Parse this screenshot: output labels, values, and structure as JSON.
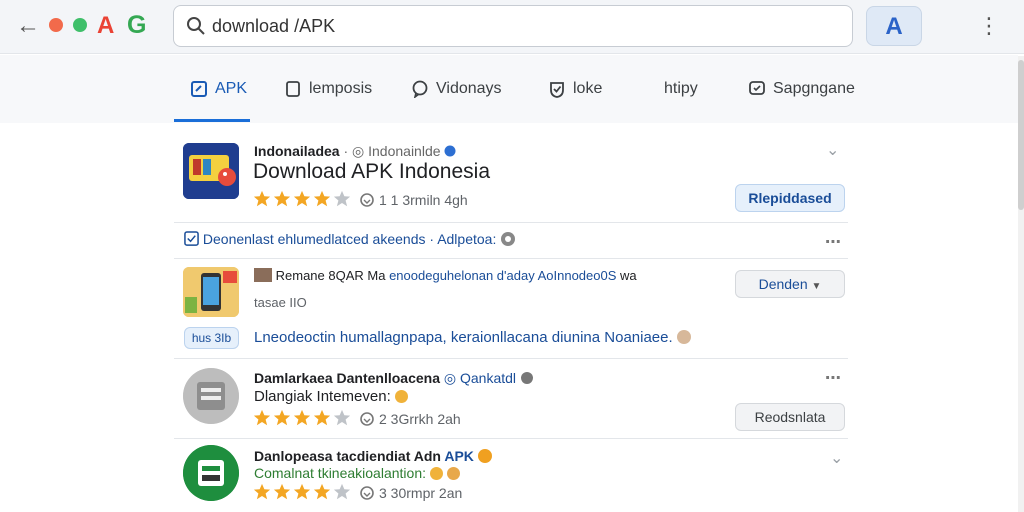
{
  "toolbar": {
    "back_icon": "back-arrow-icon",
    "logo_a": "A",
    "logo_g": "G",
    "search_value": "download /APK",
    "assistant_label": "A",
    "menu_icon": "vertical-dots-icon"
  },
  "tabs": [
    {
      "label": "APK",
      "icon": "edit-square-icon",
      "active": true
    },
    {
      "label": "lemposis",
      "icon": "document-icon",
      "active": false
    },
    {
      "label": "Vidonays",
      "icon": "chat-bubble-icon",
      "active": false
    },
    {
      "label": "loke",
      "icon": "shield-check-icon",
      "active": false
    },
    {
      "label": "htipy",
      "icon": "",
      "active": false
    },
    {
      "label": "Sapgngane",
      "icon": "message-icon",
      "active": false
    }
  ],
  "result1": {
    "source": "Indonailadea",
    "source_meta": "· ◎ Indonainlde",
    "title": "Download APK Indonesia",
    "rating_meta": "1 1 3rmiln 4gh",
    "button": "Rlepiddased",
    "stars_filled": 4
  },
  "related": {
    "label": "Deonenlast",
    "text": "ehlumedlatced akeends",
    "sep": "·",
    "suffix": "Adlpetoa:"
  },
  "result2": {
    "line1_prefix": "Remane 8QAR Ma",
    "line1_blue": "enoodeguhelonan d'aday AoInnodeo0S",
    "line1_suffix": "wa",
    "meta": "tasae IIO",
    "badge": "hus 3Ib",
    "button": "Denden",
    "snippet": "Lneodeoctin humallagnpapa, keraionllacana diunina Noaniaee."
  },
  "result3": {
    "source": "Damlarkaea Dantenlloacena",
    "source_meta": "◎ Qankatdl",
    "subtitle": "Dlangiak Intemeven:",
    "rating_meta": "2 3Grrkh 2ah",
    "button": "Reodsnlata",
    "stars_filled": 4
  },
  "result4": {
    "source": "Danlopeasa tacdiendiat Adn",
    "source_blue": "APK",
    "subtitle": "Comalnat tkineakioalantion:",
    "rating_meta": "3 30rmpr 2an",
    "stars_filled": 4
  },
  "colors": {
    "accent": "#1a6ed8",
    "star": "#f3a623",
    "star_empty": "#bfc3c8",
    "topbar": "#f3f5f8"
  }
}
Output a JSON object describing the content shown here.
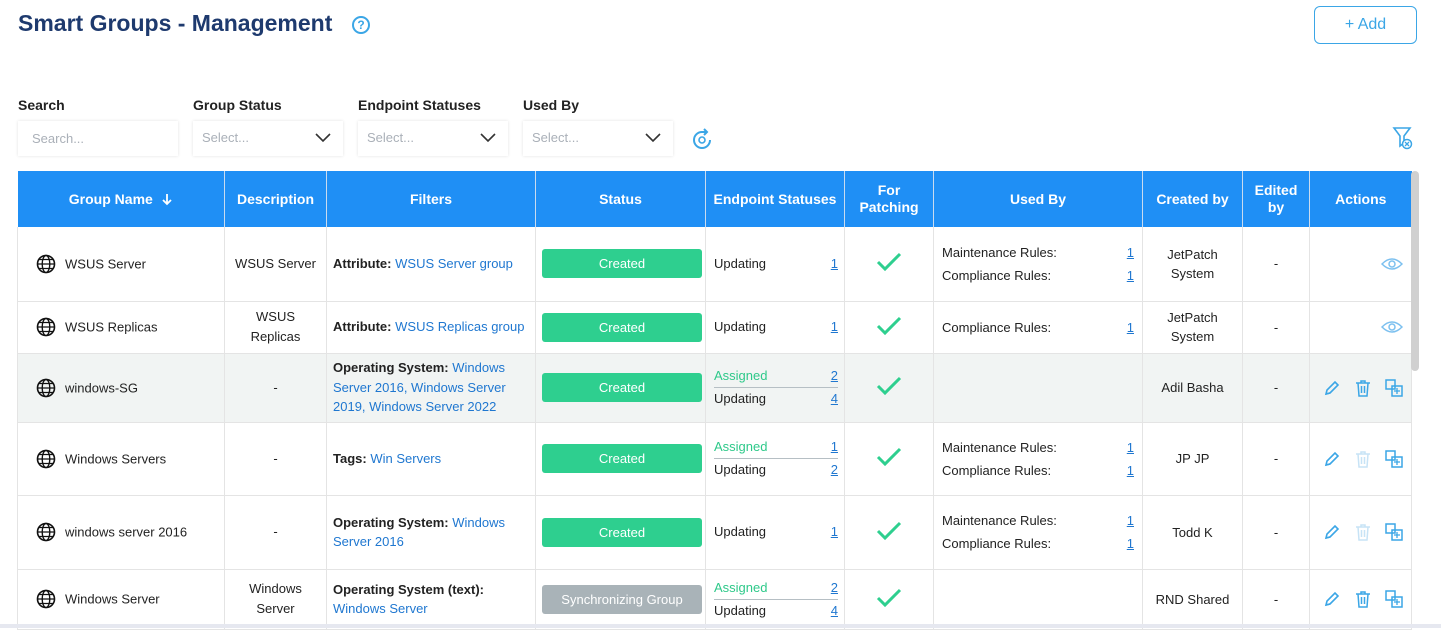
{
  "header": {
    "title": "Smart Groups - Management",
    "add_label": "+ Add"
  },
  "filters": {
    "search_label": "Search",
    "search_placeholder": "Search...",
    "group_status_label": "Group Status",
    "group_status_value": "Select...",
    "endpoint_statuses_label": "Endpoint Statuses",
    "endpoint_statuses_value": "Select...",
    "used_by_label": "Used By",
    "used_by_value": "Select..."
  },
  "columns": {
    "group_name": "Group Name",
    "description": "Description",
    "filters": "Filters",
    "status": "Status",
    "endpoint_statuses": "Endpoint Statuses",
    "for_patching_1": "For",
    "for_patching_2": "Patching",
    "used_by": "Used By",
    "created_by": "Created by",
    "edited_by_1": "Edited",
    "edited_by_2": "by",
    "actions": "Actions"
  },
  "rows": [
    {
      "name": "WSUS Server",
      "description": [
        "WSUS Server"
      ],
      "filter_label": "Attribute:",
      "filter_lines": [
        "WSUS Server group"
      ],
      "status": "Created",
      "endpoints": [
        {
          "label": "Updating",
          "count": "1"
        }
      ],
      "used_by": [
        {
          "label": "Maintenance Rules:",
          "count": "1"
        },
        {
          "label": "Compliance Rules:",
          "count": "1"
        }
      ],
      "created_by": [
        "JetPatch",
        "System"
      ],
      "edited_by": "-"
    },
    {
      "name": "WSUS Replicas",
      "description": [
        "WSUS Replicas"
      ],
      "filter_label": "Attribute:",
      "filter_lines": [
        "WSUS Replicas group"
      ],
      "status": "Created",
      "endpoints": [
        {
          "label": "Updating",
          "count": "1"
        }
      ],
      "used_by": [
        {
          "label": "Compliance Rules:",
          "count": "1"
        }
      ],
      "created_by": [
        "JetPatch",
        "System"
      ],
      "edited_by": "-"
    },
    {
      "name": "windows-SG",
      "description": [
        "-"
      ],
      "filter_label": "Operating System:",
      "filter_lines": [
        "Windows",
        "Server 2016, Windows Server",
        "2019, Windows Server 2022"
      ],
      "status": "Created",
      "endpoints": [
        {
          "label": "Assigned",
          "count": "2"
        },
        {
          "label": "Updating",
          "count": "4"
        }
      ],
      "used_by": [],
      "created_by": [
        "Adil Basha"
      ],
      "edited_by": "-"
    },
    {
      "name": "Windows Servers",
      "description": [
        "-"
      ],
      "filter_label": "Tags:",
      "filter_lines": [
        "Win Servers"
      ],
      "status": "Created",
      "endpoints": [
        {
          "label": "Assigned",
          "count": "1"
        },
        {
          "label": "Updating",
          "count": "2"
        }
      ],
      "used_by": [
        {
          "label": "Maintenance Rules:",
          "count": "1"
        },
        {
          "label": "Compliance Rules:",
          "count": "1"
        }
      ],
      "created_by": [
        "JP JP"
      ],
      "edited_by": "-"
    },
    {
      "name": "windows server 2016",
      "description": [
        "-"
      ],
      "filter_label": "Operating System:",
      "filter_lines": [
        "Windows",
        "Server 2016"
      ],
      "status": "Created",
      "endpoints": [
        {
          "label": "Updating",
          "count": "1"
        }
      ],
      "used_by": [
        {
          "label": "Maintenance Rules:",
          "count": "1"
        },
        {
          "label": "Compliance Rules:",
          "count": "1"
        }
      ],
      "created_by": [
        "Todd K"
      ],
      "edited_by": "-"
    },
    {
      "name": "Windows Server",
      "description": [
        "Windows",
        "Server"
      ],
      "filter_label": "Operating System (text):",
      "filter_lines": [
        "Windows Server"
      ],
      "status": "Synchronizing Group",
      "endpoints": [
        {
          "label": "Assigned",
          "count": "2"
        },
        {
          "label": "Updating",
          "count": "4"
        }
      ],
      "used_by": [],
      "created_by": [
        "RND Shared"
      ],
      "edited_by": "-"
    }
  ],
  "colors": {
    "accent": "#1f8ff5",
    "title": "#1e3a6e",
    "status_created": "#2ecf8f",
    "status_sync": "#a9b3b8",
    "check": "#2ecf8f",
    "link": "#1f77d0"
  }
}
...
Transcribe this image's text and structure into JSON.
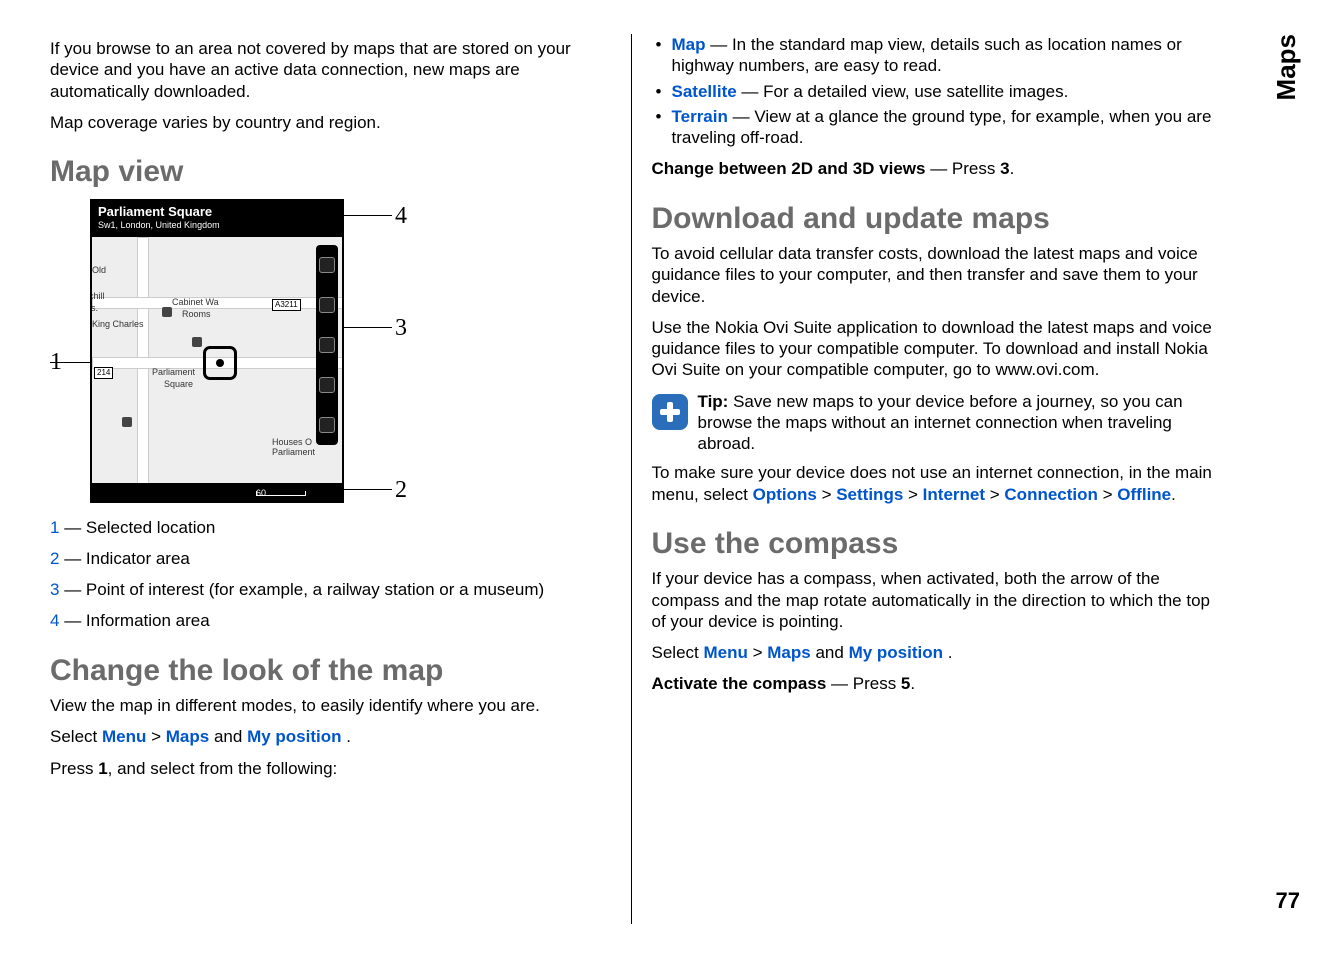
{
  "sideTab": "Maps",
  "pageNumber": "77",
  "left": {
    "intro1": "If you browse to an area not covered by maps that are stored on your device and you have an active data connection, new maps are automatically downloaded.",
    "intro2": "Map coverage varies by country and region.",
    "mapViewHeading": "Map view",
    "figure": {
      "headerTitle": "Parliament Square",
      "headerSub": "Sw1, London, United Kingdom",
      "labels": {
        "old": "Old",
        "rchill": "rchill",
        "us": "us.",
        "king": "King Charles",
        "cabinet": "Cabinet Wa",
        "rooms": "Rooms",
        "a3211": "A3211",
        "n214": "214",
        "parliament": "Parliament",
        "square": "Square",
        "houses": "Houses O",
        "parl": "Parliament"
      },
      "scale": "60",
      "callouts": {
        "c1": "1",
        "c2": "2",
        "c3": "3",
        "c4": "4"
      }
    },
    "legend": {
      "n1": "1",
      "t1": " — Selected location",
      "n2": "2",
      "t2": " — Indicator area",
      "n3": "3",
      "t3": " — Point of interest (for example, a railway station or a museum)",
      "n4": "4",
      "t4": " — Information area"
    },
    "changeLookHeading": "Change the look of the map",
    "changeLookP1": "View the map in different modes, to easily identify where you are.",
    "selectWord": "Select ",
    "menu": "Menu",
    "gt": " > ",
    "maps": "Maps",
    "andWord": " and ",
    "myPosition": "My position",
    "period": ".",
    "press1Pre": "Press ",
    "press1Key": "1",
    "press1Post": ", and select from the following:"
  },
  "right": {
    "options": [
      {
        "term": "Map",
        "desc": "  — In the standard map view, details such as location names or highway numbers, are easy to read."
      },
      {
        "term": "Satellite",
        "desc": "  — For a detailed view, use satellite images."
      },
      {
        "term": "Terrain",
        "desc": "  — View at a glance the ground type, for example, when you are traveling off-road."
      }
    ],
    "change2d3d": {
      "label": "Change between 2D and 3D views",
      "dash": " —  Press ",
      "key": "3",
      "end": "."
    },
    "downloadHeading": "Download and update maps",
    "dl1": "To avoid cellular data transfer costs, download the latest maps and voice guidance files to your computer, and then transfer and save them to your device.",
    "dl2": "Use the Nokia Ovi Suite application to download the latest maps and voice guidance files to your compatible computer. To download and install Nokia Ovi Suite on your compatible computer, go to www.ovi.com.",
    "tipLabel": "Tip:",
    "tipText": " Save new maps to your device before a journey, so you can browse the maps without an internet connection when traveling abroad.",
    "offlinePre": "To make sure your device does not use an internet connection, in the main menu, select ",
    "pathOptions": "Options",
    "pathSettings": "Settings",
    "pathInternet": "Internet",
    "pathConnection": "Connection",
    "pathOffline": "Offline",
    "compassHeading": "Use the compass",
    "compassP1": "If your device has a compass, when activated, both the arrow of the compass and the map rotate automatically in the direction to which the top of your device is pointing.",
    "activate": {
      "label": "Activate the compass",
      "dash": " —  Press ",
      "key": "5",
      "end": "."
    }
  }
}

* [Written problem]: Gather up the lines containing the word "browse" from these records and copy them.

* [Completed exercise]:
    "intro1": "If you browse to an area not covered by maps that are stored on your device and you have an active data connection, new maps are automatically downloaded.",
    "tipText": " Save new maps to your device before a journey, so you can browse the maps without an internet connection when traveling abroad.",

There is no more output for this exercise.